▸ **STATED EXERCISE**: Each entry below should be reproduced character for character.

▸ **RECORDS SUPPLIED**:
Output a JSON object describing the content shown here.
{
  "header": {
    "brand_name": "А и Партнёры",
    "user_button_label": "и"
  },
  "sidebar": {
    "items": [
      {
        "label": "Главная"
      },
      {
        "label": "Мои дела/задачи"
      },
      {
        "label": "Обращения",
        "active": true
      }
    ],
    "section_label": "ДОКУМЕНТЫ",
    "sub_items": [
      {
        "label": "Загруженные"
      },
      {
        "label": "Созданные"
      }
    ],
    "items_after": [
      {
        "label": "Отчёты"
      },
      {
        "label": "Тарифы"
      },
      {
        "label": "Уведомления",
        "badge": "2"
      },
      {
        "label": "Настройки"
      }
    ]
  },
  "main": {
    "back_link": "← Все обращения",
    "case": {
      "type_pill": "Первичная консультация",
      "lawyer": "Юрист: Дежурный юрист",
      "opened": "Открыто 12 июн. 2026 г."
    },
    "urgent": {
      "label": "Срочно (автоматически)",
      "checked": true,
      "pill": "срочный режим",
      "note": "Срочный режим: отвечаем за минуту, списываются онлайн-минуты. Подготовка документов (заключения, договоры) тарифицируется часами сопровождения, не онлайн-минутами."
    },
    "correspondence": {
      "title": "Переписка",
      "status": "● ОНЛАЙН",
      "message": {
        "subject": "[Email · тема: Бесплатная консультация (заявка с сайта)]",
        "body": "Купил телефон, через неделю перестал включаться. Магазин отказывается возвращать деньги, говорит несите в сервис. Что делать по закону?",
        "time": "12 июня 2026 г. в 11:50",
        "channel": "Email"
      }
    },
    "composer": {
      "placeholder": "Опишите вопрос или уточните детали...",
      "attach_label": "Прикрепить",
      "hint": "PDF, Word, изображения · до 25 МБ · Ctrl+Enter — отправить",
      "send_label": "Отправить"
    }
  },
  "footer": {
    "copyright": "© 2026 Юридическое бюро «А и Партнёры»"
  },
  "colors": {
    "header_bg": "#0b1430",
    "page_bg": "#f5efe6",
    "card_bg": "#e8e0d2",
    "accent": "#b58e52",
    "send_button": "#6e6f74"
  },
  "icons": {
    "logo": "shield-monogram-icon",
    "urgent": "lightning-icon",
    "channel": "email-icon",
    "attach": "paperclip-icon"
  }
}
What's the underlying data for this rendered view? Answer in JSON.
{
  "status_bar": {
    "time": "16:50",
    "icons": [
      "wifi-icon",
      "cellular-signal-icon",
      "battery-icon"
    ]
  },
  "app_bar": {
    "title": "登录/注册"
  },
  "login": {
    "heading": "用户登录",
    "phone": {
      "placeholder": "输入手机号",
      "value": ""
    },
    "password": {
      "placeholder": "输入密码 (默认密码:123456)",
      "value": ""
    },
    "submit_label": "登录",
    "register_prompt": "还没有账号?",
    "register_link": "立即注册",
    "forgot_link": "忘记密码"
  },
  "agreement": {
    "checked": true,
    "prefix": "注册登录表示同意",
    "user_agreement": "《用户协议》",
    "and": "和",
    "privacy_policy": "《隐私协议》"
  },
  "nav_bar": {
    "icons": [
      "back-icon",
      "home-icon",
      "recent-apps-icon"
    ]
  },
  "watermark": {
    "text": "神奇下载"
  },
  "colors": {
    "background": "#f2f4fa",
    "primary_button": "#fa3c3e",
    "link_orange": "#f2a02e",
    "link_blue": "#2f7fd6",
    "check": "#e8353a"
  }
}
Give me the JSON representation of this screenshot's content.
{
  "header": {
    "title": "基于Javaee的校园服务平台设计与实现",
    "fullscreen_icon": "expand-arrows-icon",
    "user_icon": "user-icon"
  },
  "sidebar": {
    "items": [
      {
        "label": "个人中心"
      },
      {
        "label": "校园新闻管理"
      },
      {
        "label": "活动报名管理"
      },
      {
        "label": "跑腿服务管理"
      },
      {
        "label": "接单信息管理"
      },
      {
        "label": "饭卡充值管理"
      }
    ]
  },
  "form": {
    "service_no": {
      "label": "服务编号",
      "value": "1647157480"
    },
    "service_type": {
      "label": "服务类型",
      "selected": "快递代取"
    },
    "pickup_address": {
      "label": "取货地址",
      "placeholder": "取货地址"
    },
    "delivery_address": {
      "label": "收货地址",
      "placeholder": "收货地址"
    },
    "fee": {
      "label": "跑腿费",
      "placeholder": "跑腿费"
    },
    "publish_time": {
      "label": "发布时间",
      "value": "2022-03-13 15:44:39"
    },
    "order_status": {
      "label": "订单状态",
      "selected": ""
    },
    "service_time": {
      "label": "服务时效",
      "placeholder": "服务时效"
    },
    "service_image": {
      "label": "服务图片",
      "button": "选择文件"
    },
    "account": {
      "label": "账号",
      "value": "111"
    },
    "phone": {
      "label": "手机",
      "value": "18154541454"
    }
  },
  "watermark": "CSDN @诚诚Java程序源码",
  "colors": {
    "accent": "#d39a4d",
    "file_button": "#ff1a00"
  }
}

▸ **RESULT OF THE TASK**:
Output a JSON object describing the content shown here.
{
  "header": {
    "brand_name": "А и Партнёры",
    "user_button_label": "и"
  },
  "sidebar": {
    "items": [
      {
        "label": "Главная"
      },
      {
        "label": "Мои дела/задачи"
      },
      {
        "label": "Обращения",
        "active": true
      }
    ],
    "section_label": "ДОКУМЕНТЫ",
    "sub_items": [
      {
        "label": "Загруженные"
      },
      {
        "label": "Созданные"
      }
    ],
    "items_after": [
      {
        "label": "Отчёты"
      },
      {
        "label": "Тарифы"
      },
      {
        "label": "Уведомления",
        "badge": "2"
      },
      {
        "label": "Настройки"
      }
    ]
  },
  "main": {
    "back_link": "← Все обращения",
    "case": {
      "type_pill": "Первичная консультация",
      "lawyer": "Юрист: Дежурный юрист",
      "opened": "Открыто 12 июн. 2026 г."
    },
    "urgent": {
      "label": "Срочно (автоматически)",
      "checked": true,
      "pill": "срочный режим",
      "note": "Срочный режим: отвечаем за минуту, списываются онлайн-минуты. Подготовка документов (заключения, договоры) тарифицируется часами сопровождения, не онлайн-минутами."
    },
    "correspondence": {
      "title": "Переписка",
      "status": "● ОНЛАЙН",
      "message": {
        "subject": "[Email · тема: Бесплатная консультация (заявка с сайта)]",
        "body": "Купил телефон, через неделю перестал включаться. Магазин отказывается возвращать деньги, говорит несите в сервис. Что делать по закону?",
        "time": "12 июня 2026 г. в 11:50",
        "channel": "Email"
      }
    },
    "composer": {
      "placeholder": "Опишите вопрос или уточните детали...",
      "attach_label": "Прикрепить",
      "hint": "PDF, Word, изображения · до 25 МБ · Ctrl+Enter — отправить",
      "send_label": "Отправить"
    }
  },
  "footer": {
    "copyright": "© 2026 Юридическое бюро «А и Партнёры»"
  },
  "colors": {
    "header_bg": "#0b1430",
    "page_bg": "#f5efe6",
    "card_bg": "#e8e0d2",
    "accent": "#b58e52",
    "send_button": "#6e6f74"
  },
  "icons": {
    "logo": "shield-monogram-icon",
    "urgent": "lightning-icon",
    "channel": "email-icon",
    "attach": "paperclip-icon"
  }
}
What's the underlying data for this rendered view? Answer in JSON.
{
  "status_bar": {
    "time": "16:50",
    "icons": [
      "wifi-icon",
      "cellular-signal-icon",
      "battery-icon"
    ]
  },
  "app_bar": {
    "title": "登录/注册"
  },
  "login": {
    "heading": "用户登录",
    "phone": {
      "placeholder": "输入手机号",
      "value": ""
    },
    "password": {
      "placeholder": "输入密码 (默认密码:123456)",
      "value": ""
    },
    "submit_label": "登录",
    "register_prompt": "还没有账号?",
    "register_link": "立即注册",
    "forgot_link": "忘记密码"
  },
  "agreement": {
    "checked": true,
    "prefix": "注册登录表示同意",
    "user_agreement": "《用户协议》",
    "and": "和",
    "privacy_policy": "《隐私协议》"
  },
  "nav_bar": {
    "icons": [
      "back-icon",
      "home-icon",
      "recent-apps-icon"
    ]
  },
  "watermark": {
    "text": "神奇下载"
  },
  "colors": {
    "background": "#f2f4fa",
    "primary_button": "#fa3c3e",
    "link_orange": "#f2a02e",
    "link_blue": "#2f7fd6",
    "check": "#e8353a"
  }
}
Give me the JSON representation of this screenshot's content.
{
  "header": {
    "title": "基于Javaee的校园服务平台设计与实现",
    "fullscreen_icon": "expand-arrows-icon",
    "user_icon": "user-icon"
  },
  "sidebar": {
    "items": [
      {
        "label": "个人中心"
      },
      {
        "label": "校园新闻管理"
      },
      {
        "label": "活动报名管理"
      },
      {
        "label": "跑腿服务管理"
      },
      {
        "label": "接单信息管理"
      },
      {
        "label": "饭卡充值管理"
      }
    ]
  },
  "form": {
    "service_no": {
      "label": "服务编号",
      "value": "1647157480"
    },
    "service_type": {
      "label": "服务类型",
      "selected": "快递代取"
    },
    "pickup_address": {
      "label": "取货地址",
      "placeholder": "取货地址"
    },
    "delivery_address": {
      "label": "收货地址",
      "placeholder": "收货地址"
    },
    "fee": {
      "label": "跑腿费",
      "placeholder": "跑腿费"
    },
    "publish_time": {
      "label": "发布时间",
      "value": "2022-03-13 15:44:39"
    },
    "order_status": {
      "label": "订单状态",
      "selected": ""
    },
    "service_time": {
      "label": "服务时效",
      "placeholder": "服务时效"
    },
    "service_image": {
      "label": "服务图片",
      "button": "选择文件"
    },
    "account": {
      "label": "账号",
      "value": "111"
    },
    "phone": {
      "label": "手机",
      "value": "18154541454"
    }
  },
  "watermark": "CSDN @诚诚Java程序源码",
  "colors": {
    "accent": "#d39a4d",
    "file_button": "#ff1a00"
  }
}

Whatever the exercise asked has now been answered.